Başkanlık sistemi aylardır fiilen sürüyor. Yeni hükümetle durumda bir değişiklik olmayacak yani. Yine Aksaray’dan yönetilecek Türkiye, yine Aksaray verecek her kararı…
Böyle bir yönetim hukuken mümkün değil ama, hukuka saygılı uyuma çoktan zarar vermiştik. Şimdi şartlar oluşursa, minareye kılıfı uydurup, hukuken de başkanlık sistemine geçeceğiz. Gerçi böyle bir sonuç pek kolay görülmüyor ama, (ben yaptım oldu) modeli devlet yönetiminde, her çıkmazın bir çaresi vardır.
Önce yeni hükümete, tüm önyargılardan uzak davranarak başarılar dilemeliyiz. Önümüzde dağ gibi sorunlar var. Üstelik harp halindeyiz ve maalesef cepheden şehitler gelmeye devam ediyor. Öncelikle terörün üzerine kararlı gidişin sürmesi gerek. Ancak, terörün hakkından gelebilmek için, ordumuza ve güvenlik güçlerimize müdahale etmemeli ve onların işine siyasetin burnunu sokmamalıyız. İnanıyorum ki, yönetim müdahaleleri olmasa bizim ordumuz ve şehirlerde, cadde ve sokaklarda gerilla savaşı veren kahramanlarımız, fedakar polislerimizle birlikte bu işin üstesinden rahatlıkla gelir. Özetle harp halindeki güvenlik güçlerimize tam inanmalı ve güvenmeli, onları rahat bırakmalıyız.

Alıştırmanın amacı
Lütfen verilen metne göre yanıtlayın: Yeni hükümetle birlikte Türkiye nereden yönetilecek?

Veriler
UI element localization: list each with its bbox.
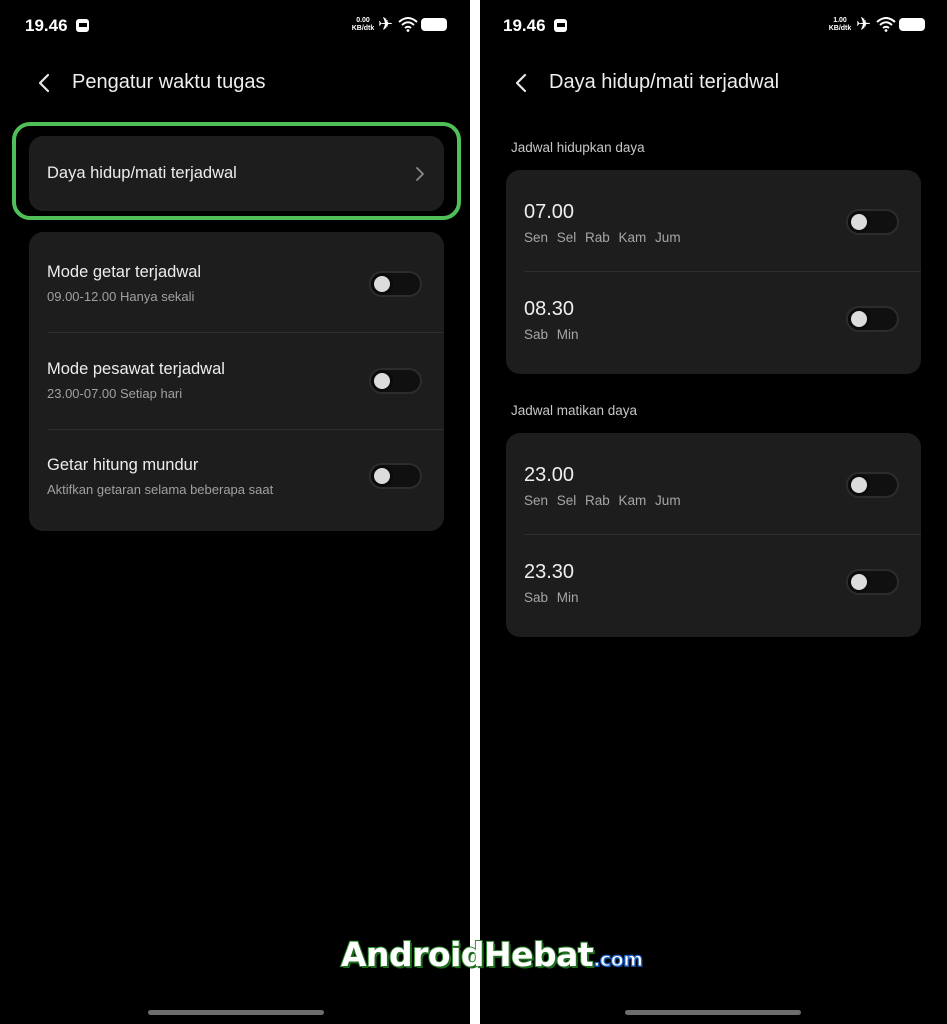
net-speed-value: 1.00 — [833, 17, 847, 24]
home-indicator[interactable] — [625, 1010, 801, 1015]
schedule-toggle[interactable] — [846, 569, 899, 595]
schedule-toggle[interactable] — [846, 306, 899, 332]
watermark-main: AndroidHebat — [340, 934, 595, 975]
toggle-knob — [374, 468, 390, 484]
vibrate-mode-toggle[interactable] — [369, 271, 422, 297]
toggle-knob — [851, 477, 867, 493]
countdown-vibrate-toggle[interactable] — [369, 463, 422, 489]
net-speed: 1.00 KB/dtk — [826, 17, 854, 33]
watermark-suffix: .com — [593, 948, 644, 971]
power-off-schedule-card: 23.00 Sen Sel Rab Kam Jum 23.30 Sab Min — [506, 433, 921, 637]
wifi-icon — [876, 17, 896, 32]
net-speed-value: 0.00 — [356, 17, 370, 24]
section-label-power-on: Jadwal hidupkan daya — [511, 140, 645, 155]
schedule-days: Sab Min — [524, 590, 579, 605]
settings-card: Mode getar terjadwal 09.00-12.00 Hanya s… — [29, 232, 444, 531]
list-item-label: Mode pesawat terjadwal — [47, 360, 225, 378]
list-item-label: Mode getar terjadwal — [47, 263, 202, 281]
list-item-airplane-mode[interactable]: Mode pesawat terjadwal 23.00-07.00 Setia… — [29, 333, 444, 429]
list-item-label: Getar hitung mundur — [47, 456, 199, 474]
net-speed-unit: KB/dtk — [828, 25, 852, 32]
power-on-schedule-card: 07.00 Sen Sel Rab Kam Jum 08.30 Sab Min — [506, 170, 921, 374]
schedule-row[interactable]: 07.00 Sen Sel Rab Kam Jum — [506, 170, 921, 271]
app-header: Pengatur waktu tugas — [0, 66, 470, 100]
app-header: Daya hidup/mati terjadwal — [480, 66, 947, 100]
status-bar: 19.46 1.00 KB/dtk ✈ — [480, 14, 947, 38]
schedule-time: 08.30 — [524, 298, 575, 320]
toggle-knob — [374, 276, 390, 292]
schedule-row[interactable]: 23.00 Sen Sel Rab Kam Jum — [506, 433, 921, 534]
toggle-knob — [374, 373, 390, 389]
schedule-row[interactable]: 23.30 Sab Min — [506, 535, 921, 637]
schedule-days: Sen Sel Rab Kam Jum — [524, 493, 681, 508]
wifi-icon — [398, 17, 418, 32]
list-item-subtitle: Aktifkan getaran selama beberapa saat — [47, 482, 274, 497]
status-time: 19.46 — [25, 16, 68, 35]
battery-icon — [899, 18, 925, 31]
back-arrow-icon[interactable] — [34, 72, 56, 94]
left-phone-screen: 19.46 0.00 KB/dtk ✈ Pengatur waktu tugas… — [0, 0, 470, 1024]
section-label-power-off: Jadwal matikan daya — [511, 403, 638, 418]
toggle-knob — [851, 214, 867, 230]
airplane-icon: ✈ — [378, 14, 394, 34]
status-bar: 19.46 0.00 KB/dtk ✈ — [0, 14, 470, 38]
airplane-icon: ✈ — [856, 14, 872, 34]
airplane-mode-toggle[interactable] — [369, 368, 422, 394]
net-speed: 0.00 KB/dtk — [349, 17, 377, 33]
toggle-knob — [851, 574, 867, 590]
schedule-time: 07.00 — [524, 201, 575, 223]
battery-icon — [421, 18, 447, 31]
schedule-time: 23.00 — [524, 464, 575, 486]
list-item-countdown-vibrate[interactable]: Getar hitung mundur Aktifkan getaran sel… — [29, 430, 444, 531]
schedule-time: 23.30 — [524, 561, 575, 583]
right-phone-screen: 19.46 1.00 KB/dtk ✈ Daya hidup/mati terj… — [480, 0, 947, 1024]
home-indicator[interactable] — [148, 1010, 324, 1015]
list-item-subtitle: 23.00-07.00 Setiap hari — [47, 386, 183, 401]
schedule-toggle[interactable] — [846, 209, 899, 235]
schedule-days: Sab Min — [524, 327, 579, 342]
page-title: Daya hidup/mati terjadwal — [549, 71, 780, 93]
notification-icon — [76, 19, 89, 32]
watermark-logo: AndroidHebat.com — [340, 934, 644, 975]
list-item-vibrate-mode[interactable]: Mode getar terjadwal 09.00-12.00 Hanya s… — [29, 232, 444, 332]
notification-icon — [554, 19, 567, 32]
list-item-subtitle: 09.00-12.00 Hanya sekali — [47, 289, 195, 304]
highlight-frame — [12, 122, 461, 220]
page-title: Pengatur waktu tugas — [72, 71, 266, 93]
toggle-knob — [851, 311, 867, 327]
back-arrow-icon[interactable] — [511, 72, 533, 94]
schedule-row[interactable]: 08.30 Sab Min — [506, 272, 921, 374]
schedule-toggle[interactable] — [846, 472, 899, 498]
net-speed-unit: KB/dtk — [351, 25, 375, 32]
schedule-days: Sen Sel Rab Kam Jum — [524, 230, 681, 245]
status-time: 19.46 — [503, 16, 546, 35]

Çözüm aşağıdadır
Türkiye yine Aksaray'dan yönetilecek.